Retype the line in which "Read out every word on this page." appears, then every line after it until the records end. Leave out the pictures.

----------------

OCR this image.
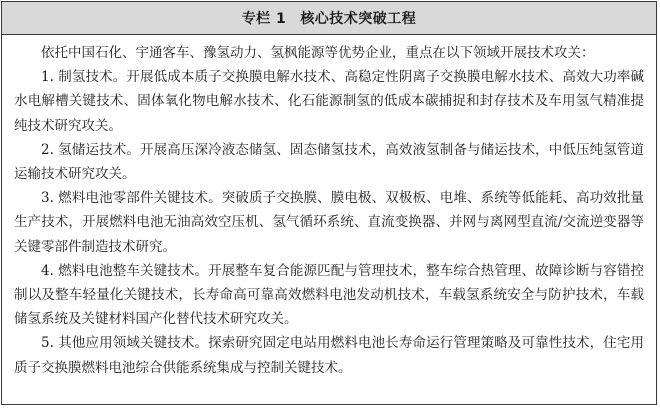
专栏 1 核心技术突破工程

依托中国石化、宇通客车、豫氢动力、氢枫能源等优势企业，重点在以下领域开展技术攻关：

1. 制氢技术。开展低成本质子交换膜电解水技术、高稳定性阴离子交换膜电解水技术、高效大功率碱水电解槽关键技术、固体氧化物电解水技术、化石能源制氢的低成本碳捕捉和封存技术及车用氢气精准提纯技术研究攻关。

2. 氢储运技术。开展高压深冷液态储氢、固态储氢技术，高效液氢制备与储运技术，中低压纯氢管道运输技术研究攻关。

3. 燃料电池零部件关键技术。突破质子交换膜、膜电极、双极板、电堆、系统等低能耗、高功效批量生产技术，开展燃料电池无油高效空压机、氢气循环系统、直流变换器、并网与离网型直流/交流逆变器等关键零部件制造技术研究。

4. 燃料电池整车关键技术。开展整车复合能源匹配与管理技术，整车综合热管理、故障诊断与容错控制以及整车轻量化关键技术，长寿命高可靠高效燃料电池发动机技术，车载氢系统安全与防护技术，车载储氢系统及关键材料国产化替代技术研究攻关。

5. 其他应用领域关键技术。探索研究固定电站用燃料电池长寿命运行管理策略及可靠性技术，住宅用质子交换膜燃料电池综合供能系统集成与控制关键技术。
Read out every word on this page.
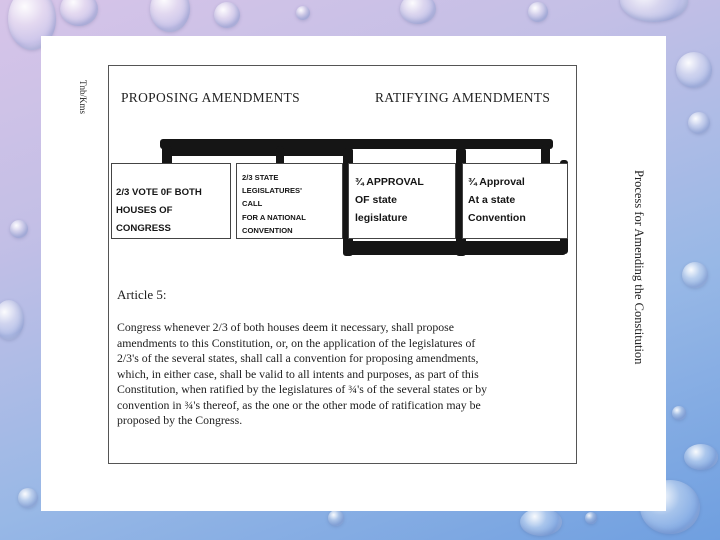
Tnb/Kms PROPOSING AMENDMENTS	RATIFYING AMENDMENTS
2/3 VOTE 0F BOTH
HOUSES OF
CONGRESS
2/3 STATE
LEGISLATURES'
CALL
FOR A NATIONAL
CONVENTION
¾ APPROVAL
OF state
legislature
¾ Approval
At a state
Convention
Article 5:
Congress whenever 2/3 of both houses deem it necessary, shall propose
amendments to this Constitution, or, on the application of the legislatures of
2/3's of the several states, shall call a convention for proposing amendments,
which, in either case, shall be valid to all intents and purposes, as part of this
Constitution, when ratified by the legislatures of ¾'s of the several states or by
convention in ¾'s thereof, as the one or the other mode of ratification may be
proposed by the Congress.
Process for Amending the Constitution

----------------

PROBLEM SOLUTION
Read out every word on this page.
Tnb/Kms PROPOSING AMENDMENTS	RATIFYING AMENDMENTS
2/3 VOTE 0F BOTH
HOUSES OF
CONGRESS
2/3 STATE
LEGISLATURES'
CALL
FOR A NATIONAL
CONVENTION
¾ APPROVAL
OF state
legislature
¾ Approval
At a state
Convention
Article 5:
Congress whenever 2/3 of both houses deem it necessary, shall propose
amendments to this Constitution, or, on the application of the legislatures of
2/3's of the several states, shall call a convention for proposing amendments,
which, in either case, shall be valid to all intents and purposes, as part of this
Constitution, when ratified by the legislatures of ¾'s of the several states or by
convention in ¾'s thereof, as the one or the other mode of ratification may be
proposed by the Congress.
Process for Amending the Constitution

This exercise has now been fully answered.